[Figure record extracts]
• • • •

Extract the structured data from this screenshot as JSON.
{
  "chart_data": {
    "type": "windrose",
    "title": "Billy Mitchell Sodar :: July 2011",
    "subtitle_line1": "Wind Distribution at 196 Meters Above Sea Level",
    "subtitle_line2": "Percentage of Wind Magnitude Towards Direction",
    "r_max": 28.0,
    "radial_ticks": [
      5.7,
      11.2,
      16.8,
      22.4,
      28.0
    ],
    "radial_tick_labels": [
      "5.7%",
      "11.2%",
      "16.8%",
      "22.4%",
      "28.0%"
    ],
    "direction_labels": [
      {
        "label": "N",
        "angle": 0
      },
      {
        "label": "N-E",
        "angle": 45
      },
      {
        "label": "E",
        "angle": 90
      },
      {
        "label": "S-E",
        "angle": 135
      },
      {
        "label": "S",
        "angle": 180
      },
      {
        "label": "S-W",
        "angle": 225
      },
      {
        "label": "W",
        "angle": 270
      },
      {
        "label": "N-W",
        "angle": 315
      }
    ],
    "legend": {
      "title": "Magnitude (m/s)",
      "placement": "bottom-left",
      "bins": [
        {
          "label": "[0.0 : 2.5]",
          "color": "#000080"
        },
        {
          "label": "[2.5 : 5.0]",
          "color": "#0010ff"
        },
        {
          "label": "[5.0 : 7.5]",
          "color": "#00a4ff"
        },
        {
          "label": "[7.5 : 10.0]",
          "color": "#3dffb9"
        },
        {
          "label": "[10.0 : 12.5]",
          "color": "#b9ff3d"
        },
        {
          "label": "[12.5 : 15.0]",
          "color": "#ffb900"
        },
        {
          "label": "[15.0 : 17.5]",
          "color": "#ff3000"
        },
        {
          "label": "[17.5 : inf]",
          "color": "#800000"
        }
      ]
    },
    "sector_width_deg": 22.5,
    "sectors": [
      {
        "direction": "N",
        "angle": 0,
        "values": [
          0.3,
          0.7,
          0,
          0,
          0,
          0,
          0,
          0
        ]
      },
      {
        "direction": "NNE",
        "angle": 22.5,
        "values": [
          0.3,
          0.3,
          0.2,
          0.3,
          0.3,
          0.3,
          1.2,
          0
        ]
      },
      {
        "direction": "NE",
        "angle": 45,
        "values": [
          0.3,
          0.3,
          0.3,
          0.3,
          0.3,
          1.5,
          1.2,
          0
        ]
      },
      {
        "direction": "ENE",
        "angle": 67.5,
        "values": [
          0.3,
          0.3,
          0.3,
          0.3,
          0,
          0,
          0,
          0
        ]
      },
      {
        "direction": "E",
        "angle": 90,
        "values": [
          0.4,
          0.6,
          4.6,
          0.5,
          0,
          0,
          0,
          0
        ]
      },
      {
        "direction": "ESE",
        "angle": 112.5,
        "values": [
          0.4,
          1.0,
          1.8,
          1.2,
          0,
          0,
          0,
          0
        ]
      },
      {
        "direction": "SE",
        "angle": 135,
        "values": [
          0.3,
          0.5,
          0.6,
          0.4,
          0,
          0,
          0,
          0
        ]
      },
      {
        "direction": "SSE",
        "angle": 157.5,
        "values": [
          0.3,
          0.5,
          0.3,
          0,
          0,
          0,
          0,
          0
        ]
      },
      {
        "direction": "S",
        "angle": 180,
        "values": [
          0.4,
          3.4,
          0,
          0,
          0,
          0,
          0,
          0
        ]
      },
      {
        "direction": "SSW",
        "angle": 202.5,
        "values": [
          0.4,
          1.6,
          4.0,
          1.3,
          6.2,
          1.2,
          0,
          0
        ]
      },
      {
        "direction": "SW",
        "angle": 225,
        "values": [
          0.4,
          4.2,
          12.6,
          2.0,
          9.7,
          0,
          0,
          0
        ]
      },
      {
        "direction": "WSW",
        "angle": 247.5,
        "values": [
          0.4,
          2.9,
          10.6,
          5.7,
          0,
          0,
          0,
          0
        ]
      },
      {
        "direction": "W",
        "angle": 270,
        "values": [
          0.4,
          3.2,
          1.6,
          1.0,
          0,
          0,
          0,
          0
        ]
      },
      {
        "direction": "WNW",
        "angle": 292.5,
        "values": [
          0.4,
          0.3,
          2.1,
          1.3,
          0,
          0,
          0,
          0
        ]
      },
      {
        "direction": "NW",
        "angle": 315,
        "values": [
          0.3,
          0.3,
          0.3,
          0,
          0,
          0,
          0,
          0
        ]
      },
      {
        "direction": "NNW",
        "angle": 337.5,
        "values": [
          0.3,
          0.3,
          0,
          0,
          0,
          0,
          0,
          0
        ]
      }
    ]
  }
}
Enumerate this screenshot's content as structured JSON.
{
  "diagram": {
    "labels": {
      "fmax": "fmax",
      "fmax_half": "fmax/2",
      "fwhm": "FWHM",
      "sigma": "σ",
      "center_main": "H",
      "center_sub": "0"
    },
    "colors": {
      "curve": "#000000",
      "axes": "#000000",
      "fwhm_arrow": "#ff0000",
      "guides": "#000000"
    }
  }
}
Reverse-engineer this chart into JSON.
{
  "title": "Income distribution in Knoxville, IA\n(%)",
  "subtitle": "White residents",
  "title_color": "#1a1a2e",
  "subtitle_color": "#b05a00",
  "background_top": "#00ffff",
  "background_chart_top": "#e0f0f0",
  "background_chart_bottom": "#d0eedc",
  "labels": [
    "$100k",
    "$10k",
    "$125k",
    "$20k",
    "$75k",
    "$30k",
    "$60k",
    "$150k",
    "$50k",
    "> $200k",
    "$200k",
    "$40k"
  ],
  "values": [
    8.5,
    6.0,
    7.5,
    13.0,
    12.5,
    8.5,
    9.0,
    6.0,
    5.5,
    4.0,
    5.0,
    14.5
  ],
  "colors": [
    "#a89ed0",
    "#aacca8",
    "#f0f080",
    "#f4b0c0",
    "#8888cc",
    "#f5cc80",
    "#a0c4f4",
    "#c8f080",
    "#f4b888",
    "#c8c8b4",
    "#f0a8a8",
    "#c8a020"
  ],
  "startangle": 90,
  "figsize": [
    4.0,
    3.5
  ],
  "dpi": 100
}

• • • •

# WRITTEN REQUEST:
Write the material out again word for word.

# TASK OUTPUT:
Extract the structured data from this screenshot as JSON.
{
  "chart_data": {
    "type": "windrose",
    "title": "Billy Mitchell Sodar :: July 2011",
    "subtitle_line1": "Wind Distribution at 196 Meters Above Sea Level",
    "subtitle_line2": "Percentage of Wind Magnitude Towards Direction",
    "r_max": 28.0,
    "radial_ticks": [
      5.7,
      11.2,
      16.8,
      22.4,
      28.0
    ],
    "radial_tick_labels": [
      "5.7%",
      "11.2%",
      "16.8%",
      "22.4%",
      "28.0%"
    ],
    "direction_labels": [
      {
        "label": "N",
        "angle": 0
      },
      {
        "label": "N-E",
        "angle": 45
      },
      {
        "label": "E",
        "angle": 90
      },
      {
        "label": "S-E",
        "angle": 135
      },
      {
        "label": "S",
        "angle": 180
      },
      {
        "label": "S-W",
        "angle": 225
      },
      {
        "label": "W",
        "angle": 270
      },
      {
        "label": "N-W",
        "angle": 315
      }
    ],
    "legend": {
      "title": "Magnitude (m/s)",
      "placement": "bottom-left",
      "bins": [
        {
          "label": "[0.0 : 2.5]",
          "color": "#000080"
        },
        {
          "label": "[2.5 : 5.0]",
          "color": "#0010ff"
        },
        {
          "label": "[5.0 : 7.5]",
          "color": "#00a4ff"
        },
        {
          "label": "[7.5 : 10.0]",
          "color": "#3dffb9"
        },
        {
          "label": "[10.0 : 12.5]",
          "color": "#b9ff3d"
        },
        {
          "label": "[12.5 : 15.0]",
          "color": "#ffb900"
        },
        {
          "label": "[15.0 : 17.5]",
          "color": "#ff3000"
        },
        {
          "label": "[17.5 : inf]",
          "color": "#800000"
        }
      ]
    },
    "sector_width_deg": 22.5,
    "sectors": [
      {
        "direction": "N",
        "angle": 0,
        "values": [
          0.3,
          0.7,
          0,
          0,
          0,
          0,
          0,
          0
        ]
      },
      {
        "direction": "NNE",
        "angle": 22.5,
        "values": [
          0.3,
          0.3,
          0.2,
          0.3,
          0.3,
          0.3,
          1.2,
          0
        ]
      },
      {
        "direction": "NE",
        "angle": 45,
        "values": [
          0.3,
          0.3,
          0.3,
          0.3,
          0.3,
          1.5,
          1.2,
          0
        ]
      },
      {
        "direction": "ENE",
        "angle": 67.5,
        "values": [
          0.3,
          0.3,
          0.3,
          0.3,
          0,
          0,
          0,
          0
        ]
      },
      {
        "direction": "E",
        "angle": 90,
        "values": [
          0.4,
          0.6,
          4.6,
          0.5,
          0,
          0,
          0,
          0
        ]
      },
      {
        "direction": "ESE",
        "angle": 112.5,
        "values": [
          0.4,
          1.0,
          1.8,
          1.2,
          0,
          0,
          0,
          0
        ]
      },
      {
        "direction": "SE",
        "angle": 135,
        "values": [
          0.3,
          0.5,
          0.6,
          0.4,
          0,
          0,
          0,
          0
        ]
      },
      {
        "direction": "SSE",
        "angle": 157.5,
        "values": [
          0.3,
          0.5,
          0.3,
          0,
          0,
          0,
          0,
          0
        ]
      },
      {
        "direction": "S",
        "angle": 180,
        "values": [
          0.4,
          3.4,
          0,
          0,
          0,
          0,
          0,
          0
        ]
      },
      {
        "direction": "SSW",
        "angle": 202.5,
        "values": [
          0.4,
          1.6,
          4.0,
          1.3,
          6.2,
          1.2,
          0,
          0
        ]
      },
      {
        "direction": "SW",
        "angle": 225,
        "values": [
          0.4,
          4.2,
          12.6,
          2.0,
          9.7,
          0,
          0,
          0
        ]
      },
      {
        "direction": "WSW",
        "angle": 247.5,
        "values": [
          0.4,
          2.9,
          10.6,
          5.7,
          0,
          0,
          0,
          0
        ]
      },
      {
        "direction": "W",
        "angle": 270,
        "values": [
          0.4,
          3.2,
          1.6,
          1.0,
          0,
          0,
          0,
          0
        ]
      },
      {
        "direction": "WNW",
        "angle": 292.5,
        "values": [
          0.4,
          0.3,
          2.1,
          1.3,
          0,
          0,
          0,
          0
        ]
      },
      {
        "direction": "NW",
        "angle": 315,
        "values": [
          0.3,
          0.3,
          0.3,
          0,
          0,
          0,
          0,
          0
        ]
      },
      {
        "direction": "NNW",
        "angle": 337.5,
        "values": [
          0.3,
          0.3,
          0,
          0,
          0,
          0,
          0,
          0
        ]
      }
    ]
  }
}
Enumerate this screenshot's content as structured JSON.
{
  "diagram": {
    "labels": {
      "fmax": "fmax",
      "fmax_half": "fmax/2",
      "fwhm": "FWHM",
      "sigma": "σ",
      "center_main": "H",
      "center_sub": "0"
    },
    "colors": {
      "curve": "#000000",
      "axes": "#000000",
      "fwhm_arrow": "#ff0000",
      "guides": "#000000"
    }
  }
}
Reverse-engineer this chart into JSON.
{
  "title": "Income distribution in Knoxville, IA\n(%)",
  "subtitle": "White residents",
  "title_color": "#1a1a2e",
  "subtitle_color": "#b05a00",
  "background_top": "#00ffff",
  "background_chart_top": "#e0f0f0",
  "background_chart_bottom": "#d0eedc",
  "labels": [
    "$100k",
    "$10k",
    "$125k",
    "$20k",
    "$75k",
    "$30k",
    "$60k",
    "$150k",
    "$50k",
    "> $200k",
    "$200k",
    "$40k"
  ],
  "values": [
    8.5,
    6.0,
    7.5,
    13.0,
    12.5,
    8.5,
    9.0,
    6.0,
    5.5,
    4.0,
    5.0,
    14.5
  ],
  "colors": [
    "#a89ed0",
    "#aacca8",
    "#f0f080",
    "#f4b0c0",
    "#8888cc",
    "#f5cc80",
    "#a0c4f4",
    "#c8f080",
    "#f4b888",
    "#c8c8b4",
    "#f0a8a8",
    "#c8a020"
  ],
  "startangle": 90,
  "figsize": [
    4.0,
    3.5
  ],
  "dpi": 100
}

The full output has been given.